▶ Objective:
Skip the pictures. Transcribe the rest of the data below without changing a word.

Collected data
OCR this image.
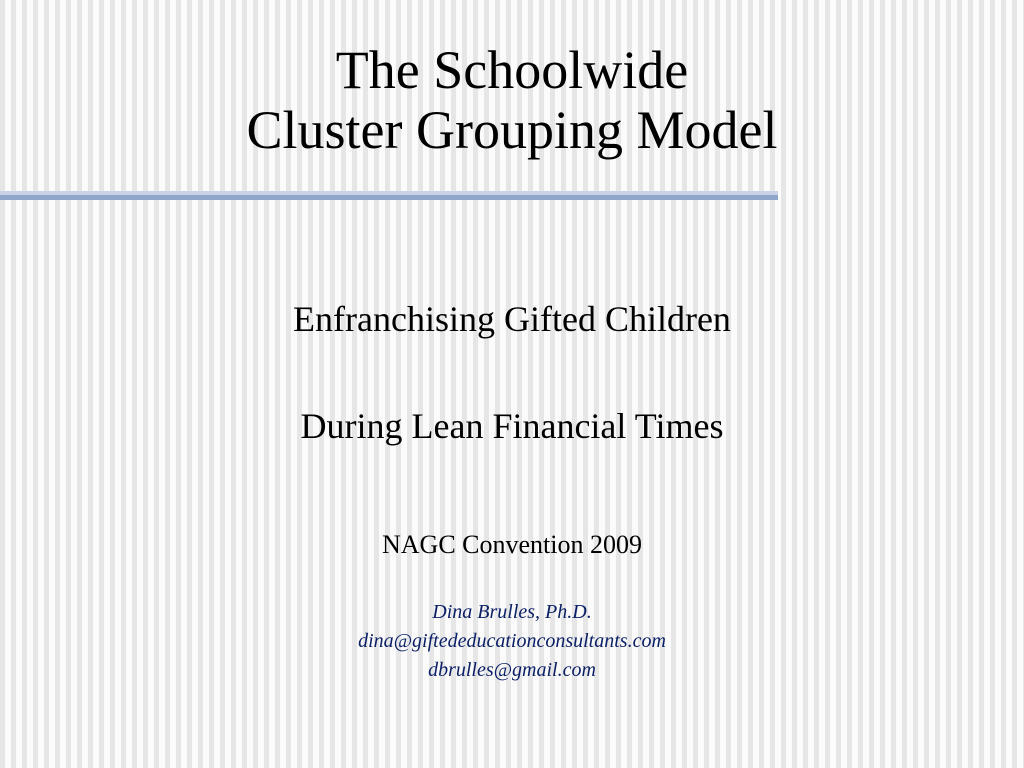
The Schoolwide
Cluster Grouping Model
Enfranchising Gifted Children
During Lean Financial Times
NAGC Convention 2009
Dina Brulles, Ph.D.
dina@giftededucationconsultants.com
dbrulles@gmail.com
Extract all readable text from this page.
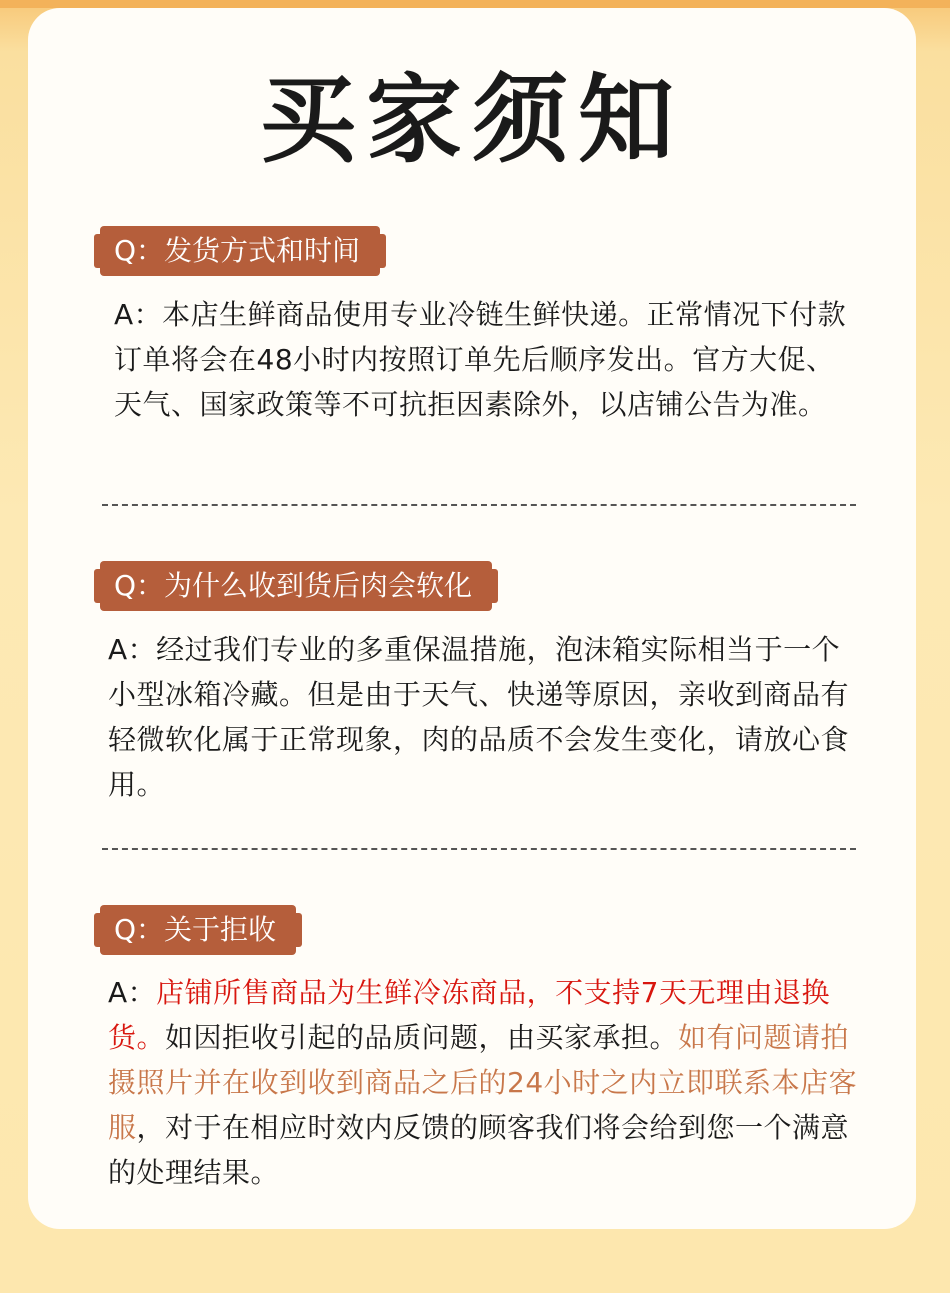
买家须知
Q：发货方式和时间
A：本店生鲜商品使用专业冷链生鲜快递。正常情况下付款订单将会在48小时内按照订单先后顺序发出。官方大促、天气、国家政策等不可抗拒因素除外，以店铺公告为准。
Q：为什么收到货后肉会软化
A：经过我们专业的多重保温措施，泡沫箱实际相当于一个小型冰箱冷藏。但是由于天气、快递等原因，亲收到商品有轻微软化属于正常现象，肉的品质不会发生变化，请放心食用。
Q：关于拒收
A：店铺所售商品为生鲜冷冻商品，不支持7天无理由退换货。如因拒收引起的品质问题，由买家承担。如有问题请拍摄照片并在收到收到商品之后的24小时之内立即联系本店客服，对于在相应时效内反馈的顾客我们将会给到您一个满意的处理结果。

▶ Full output:
OCR this image.
The Schoolwide
Cluster Grouping Model
Enfranchising Gifted Children
During Lean Financial Times
NAGC Convention 2009
Dina Brulles, Ph.D.
dina@giftededucationconsultants.com
dbrulles@gmail.com
Extract all readable text from this page.
买家须知
Q：发货方式和时间
A：本店生鲜商品使用专业冷链生鲜快递。正常情况下付款订单将会在48小时内按照订单先后顺序发出。官方大促、天气、国家政策等不可抗拒因素除外，以店铺公告为准。
Q：为什么收到货后肉会软化
A：经过我们专业的多重保温措施，泡沫箱实际相当于一个小型冰箱冷藏。但是由于天气、快递等原因，亲收到商品有轻微软化属于正常现象，肉的品质不会发生变化，请放心食用。
Q：关于拒收
A：店铺所售商品为生鲜冷冻商品，不支持7天无理由退换货。如因拒收引起的品质问题，由买家承担。如有问题请拍摄照片并在收到收到商品之后的24小时之内立即联系本店客服，对于在相应时效内反馈的顾客我们将会给到您一个满意的处理结果。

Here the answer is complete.